• [Task statement] Transcribe the records exactly. Pictures do not belong in the transcription.

• [Listed records]
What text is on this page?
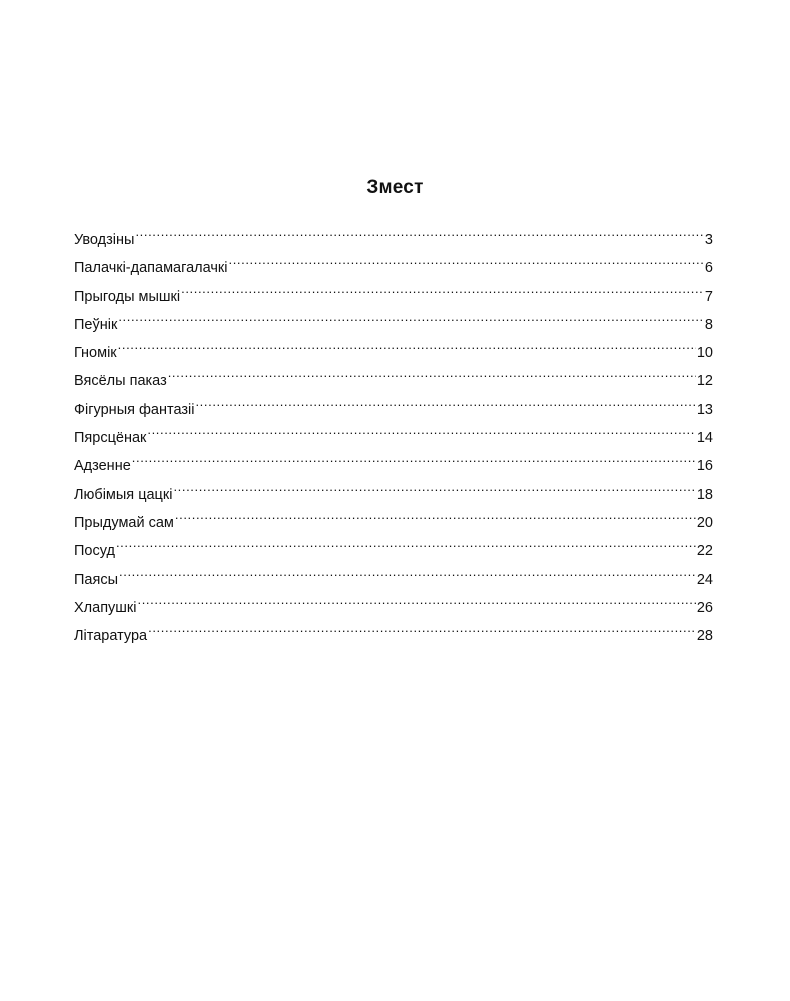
Змест
Уводзіны .....	3
Палачкі-дапамагалачкі .....	6
Прыгоды мышкі .....	7
Пеўнік .....	8
Гномік .....	10
Вясёлы паказ .....	12
Фігурныя фантазіі .....	13
Пярсцёнак .....	14
Адзенне .....	16
Любімыя цацкі .....	18
Прыдумай сам .....	20
Посуд .....	22
Паясы .....	24
Хлапушкі .....	26
Літаратура .....	28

• [Reply]
What text is on this page?
Змест
Уводзіны .....	3
Палачкі-дапамагалачкі .....	6
Прыгоды мышкі .....	7
Пеўнік .....	8
Гномік .....	10
Вясёлы паказ .....	12
Фігурныя фантазіі .....	13
Пярсцёнак .....	14
Адзенне .....	16
Любімыя цацкі .....	18
Прыдумай сам .....	20
Посуд .....	22
Паясы .....	24
Хлапушкі .....	26
Літаратура .....	28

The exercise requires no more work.